**WORK REQUIRED**:
Track down each line below containing the string "runt" and copy it.

+++++

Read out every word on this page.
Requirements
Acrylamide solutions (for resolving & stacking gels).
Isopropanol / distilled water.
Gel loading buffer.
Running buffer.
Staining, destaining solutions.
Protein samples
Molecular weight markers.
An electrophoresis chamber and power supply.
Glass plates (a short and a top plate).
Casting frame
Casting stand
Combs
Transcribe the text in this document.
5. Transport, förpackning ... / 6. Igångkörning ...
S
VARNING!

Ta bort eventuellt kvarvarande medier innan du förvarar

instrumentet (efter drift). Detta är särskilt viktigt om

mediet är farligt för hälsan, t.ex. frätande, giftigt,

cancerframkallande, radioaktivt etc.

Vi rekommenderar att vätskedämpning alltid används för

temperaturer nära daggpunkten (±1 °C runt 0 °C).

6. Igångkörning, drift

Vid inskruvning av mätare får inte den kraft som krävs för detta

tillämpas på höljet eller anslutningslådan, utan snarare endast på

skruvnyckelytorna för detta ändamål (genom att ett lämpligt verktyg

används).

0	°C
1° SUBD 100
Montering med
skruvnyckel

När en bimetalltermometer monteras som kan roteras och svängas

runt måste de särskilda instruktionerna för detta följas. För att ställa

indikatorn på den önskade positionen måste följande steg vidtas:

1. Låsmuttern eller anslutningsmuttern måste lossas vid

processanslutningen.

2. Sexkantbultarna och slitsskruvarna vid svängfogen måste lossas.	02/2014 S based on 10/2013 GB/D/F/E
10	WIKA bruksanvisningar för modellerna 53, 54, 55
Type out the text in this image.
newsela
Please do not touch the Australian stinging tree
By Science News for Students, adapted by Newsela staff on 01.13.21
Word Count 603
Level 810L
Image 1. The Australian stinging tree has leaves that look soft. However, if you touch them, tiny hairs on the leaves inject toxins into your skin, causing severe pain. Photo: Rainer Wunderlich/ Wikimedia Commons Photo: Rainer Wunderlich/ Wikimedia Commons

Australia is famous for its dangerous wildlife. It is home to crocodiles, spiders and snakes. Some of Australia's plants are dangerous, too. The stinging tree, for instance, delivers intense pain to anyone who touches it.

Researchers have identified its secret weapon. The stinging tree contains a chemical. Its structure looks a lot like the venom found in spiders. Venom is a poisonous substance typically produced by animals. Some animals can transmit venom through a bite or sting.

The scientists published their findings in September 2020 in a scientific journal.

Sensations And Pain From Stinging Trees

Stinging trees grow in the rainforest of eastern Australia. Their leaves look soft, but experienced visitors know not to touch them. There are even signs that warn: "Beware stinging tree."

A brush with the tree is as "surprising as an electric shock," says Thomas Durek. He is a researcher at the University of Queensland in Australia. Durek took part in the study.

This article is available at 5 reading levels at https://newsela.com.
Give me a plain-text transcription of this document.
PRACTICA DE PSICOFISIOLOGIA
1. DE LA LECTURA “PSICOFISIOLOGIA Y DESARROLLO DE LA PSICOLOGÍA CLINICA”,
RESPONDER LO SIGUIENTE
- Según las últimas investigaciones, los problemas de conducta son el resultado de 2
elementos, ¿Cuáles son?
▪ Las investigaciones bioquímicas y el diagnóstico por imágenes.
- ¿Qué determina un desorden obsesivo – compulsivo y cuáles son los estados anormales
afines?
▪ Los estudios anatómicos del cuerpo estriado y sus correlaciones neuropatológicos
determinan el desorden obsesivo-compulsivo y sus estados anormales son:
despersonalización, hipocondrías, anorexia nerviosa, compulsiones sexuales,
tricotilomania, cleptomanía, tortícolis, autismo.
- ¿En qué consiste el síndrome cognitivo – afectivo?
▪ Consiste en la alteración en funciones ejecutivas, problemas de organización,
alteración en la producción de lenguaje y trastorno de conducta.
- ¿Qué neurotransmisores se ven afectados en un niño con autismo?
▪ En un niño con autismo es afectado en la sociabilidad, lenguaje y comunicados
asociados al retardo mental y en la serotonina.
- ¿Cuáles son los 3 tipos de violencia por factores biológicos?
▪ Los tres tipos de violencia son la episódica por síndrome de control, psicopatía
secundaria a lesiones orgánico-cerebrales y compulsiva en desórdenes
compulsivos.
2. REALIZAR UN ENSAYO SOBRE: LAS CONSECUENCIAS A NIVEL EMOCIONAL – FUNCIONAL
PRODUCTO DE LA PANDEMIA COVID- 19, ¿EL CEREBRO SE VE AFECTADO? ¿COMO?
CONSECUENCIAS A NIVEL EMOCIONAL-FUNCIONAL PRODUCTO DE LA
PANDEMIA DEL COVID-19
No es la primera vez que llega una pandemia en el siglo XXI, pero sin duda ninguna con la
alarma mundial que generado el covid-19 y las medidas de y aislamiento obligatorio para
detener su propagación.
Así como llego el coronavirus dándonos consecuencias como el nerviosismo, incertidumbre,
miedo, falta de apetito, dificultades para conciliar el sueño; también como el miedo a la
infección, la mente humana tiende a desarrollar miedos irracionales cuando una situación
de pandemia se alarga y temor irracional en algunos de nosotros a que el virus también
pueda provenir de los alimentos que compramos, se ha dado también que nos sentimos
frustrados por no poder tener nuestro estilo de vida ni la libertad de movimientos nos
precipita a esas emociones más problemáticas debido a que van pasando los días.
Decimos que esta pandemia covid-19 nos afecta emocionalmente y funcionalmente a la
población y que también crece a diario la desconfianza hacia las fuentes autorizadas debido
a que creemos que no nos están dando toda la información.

+++++

**RESULT**:
temperaturer nära daggpunkten (±1 °C runt 0 °C).
runt måste de särskilda instruktionerna för detta följas. För att ställa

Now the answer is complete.